= Material provided =
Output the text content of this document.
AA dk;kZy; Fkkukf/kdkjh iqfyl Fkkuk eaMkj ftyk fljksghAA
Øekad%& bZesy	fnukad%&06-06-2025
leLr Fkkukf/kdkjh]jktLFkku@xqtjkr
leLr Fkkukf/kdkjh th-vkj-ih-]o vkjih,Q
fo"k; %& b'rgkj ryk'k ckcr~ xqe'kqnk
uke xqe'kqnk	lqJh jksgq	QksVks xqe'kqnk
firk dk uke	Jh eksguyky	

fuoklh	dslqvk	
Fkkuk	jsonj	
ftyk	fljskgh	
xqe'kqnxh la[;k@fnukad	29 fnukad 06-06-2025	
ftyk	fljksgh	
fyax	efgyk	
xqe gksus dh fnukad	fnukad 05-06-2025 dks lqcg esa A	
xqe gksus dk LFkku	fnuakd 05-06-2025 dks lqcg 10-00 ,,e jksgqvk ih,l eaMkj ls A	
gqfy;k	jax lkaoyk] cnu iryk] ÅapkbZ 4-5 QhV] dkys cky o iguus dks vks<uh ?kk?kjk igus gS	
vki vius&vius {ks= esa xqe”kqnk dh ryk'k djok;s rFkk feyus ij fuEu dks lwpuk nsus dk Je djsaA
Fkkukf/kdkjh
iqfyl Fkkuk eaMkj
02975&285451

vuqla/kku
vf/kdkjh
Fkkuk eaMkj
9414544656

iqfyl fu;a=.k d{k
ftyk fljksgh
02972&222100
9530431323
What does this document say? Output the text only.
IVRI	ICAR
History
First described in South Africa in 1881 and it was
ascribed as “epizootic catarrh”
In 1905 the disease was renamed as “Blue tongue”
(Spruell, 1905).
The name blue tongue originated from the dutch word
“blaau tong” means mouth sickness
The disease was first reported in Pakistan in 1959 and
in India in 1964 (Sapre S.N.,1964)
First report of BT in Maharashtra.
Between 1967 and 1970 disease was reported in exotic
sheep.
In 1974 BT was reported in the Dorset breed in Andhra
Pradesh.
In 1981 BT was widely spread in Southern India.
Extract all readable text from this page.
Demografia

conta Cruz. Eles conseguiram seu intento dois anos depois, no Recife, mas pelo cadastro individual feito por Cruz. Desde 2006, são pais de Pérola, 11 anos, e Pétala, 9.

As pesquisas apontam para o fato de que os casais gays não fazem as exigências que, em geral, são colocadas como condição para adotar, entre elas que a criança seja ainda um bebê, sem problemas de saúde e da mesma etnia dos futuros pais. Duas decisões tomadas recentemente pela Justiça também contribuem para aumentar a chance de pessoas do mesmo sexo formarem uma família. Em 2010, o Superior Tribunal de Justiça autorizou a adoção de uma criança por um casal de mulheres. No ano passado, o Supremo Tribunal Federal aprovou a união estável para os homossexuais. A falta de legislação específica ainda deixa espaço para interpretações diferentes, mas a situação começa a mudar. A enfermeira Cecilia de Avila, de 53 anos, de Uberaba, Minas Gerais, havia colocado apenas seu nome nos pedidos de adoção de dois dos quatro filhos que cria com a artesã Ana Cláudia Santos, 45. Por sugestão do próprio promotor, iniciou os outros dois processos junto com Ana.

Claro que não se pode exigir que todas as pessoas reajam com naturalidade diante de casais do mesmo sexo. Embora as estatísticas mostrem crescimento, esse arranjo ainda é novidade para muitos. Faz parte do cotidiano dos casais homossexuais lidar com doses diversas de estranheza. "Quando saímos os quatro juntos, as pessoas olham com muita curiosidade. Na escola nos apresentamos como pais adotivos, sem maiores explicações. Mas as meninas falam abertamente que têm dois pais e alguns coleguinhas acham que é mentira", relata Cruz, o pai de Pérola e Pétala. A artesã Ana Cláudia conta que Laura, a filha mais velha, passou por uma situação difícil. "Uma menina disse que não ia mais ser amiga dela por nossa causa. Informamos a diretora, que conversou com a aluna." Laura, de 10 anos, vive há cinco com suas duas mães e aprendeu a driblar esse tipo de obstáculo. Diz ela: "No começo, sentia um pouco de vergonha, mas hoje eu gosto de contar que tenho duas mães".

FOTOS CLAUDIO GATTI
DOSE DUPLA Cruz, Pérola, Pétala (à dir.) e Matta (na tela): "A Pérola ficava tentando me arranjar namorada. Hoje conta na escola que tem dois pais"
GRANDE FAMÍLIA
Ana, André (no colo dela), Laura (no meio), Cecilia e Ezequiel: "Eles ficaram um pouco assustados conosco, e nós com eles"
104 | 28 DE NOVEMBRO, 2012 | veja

= Exercise task =
Repeat the data in its entirety, character for character.

= Result =
Output the text content of this document.
AA dk;kZy; Fkkukf/kdkjh iqfyl Fkkuk eaMkj ftyk fljksghAA
Øekad%& bZesy	fnukad%&06-06-2025
leLr Fkkukf/kdkjh]jktLFkku@xqtjkr
leLr Fkkukf/kdkjh th-vkj-ih-]o vkjih,Q
fo"k; %& b'rgkj ryk'k ckcr~ xqe'kqnk
uke xqe'kqnk	lqJh jksgq	QksVks xqe'kqnk
firk dk uke	Jh eksguyky	

fuoklh	dslqvk	
Fkkuk	jsonj	
ftyk	fljskgh	
xqe'kqnxh la[;k@fnukad	29 fnukad 06-06-2025	
ftyk	fljksgh	
fyax	efgyk	
xqe gksus dh fnukad	fnukad 05-06-2025 dks lqcg esa A	
xqe gksus dk LFkku	fnuakd 05-06-2025 dks lqcg 10-00 ,,e jksgqvk ih,l eaMkj ls A	
gqfy;k	jax lkaoyk] cnu iryk] ÅapkbZ 4-5 QhV] dkys cky o iguus dks vks<uh ?kk?kjk igus gS	
vki vius&vius {ks= esa xqe”kqnk dh ryk'k djok;s rFkk feyus ij fuEu dks lwpuk nsus dk Je djsaA
Fkkukf/kdkjh
iqfyl Fkkuk eaMkj
02975&285451

vuqla/kku
vf/kdkjh
Fkkuk eaMkj
9414544656

iqfyl fu;a=.k d{k
ftyk fljksgh
02972&222100
9530431323
What does this document say? Output the text only.
IVRI	ICAR
History
First described in South Africa in 1881 and it was
ascribed as “epizootic catarrh”
In 1905 the disease was renamed as “Blue tongue”
(Spruell, 1905).
The name blue tongue originated from the dutch word
“blaau tong” means mouth sickness
The disease was first reported in Pakistan in 1959 and
in India in 1964 (Sapre S.N.,1964)
First report of BT in Maharashtra.
Between 1967 and 1970 disease was reported in exotic
sheep.
In 1974 BT was reported in the Dorset breed in Andhra
Pradesh.
In 1981 BT was widely spread in Southern India.
Extract all readable text from this page.
Demografia

conta Cruz. Eles conseguiram seu intento dois anos depois, no Recife, mas pelo cadastro individual feito por Cruz. Desde 2006, são pais de Pérola, 11 anos, e Pétala, 9.

As pesquisas apontam para o fato de que os casais gays não fazem as exigências que, em geral, são colocadas como condição para adotar, entre elas que a criança seja ainda um bebê, sem problemas de saúde e da mesma etnia dos futuros pais. Duas decisões tomadas recentemente pela Justiça também contribuem para aumentar a chance de pessoas do mesmo sexo formarem uma família. Em 2010, o Superior Tribunal de Justiça autorizou a adoção de uma criança por um casal de mulheres. No ano passado, o Supremo Tribunal Federal aprovou a união estável para os homossexuais. A falta de legislação específica ainda deixa espaço para interpretações diferentes, mas a situação começa a mudar. A enfermeira Cecilia de Avila, de 53 anos, de Uberaba, Minas Gerais, havia colocado apenas seu nome nos pedidos de adoção de dois dos quatro filhos que cria com a artesã Ana Cláudia Santos, 45. Por sugestão do próprio promotor, iniciou os outros dois processos junto com Ana.

Claro que não se pode exigir que todas as pessoas reajam com naturalidade diante de casais do mesmo sexo. Embora as estatísticas mostrem crescimento, esse arranjo ainda é novidade para muitos. Faz parte do cotidiano dos casais homossexuais lidar com doses diversas de estranheza. "Quando saímos os quatro juntos, as pessoas olham com muita curiosidade. Na escola nos apresentamos como pais adotivos, sem maiores explicações. Mas as meninas falam abertamente que têm dois pais e alguns coleguinhas acham que é mentira", relata Cruz, o pai de Pérola e Pétala. A artesã Ana Cláudia conta que Laura, a filha mais velha, passou por uma situação difícil. "Uma menina disse que não ia mais ser amiga dela por nossa causa. Informamos a diretora, que conversou com a aluna." Laura, de 10 anos, vive há cinco com suas duas mães e aprendeu a driblar esse tipo de obstáculo. Diz ela: "No começo, sentia um pouco de vergonha, mas hoje eu gosto de contar que tenho duas mães".

FOTOS CLAUDIO GATTI
DOSE DUPLA Cruz, Pérola, Pétala (à dir.) e Matta (na tela): "A Pérola ficava tentando me arranjar namorada. Hoje conta na escola que tem dois pais"
GRANDE FAMÍLIA
Ana, André (no colo dela), Laura (no meio), Cecilia e Ezequiel: "Eles ficaram um pouco assustados conosco, e nós com eles"
104 | 28 DE NOVEMBRO, 2012 | veja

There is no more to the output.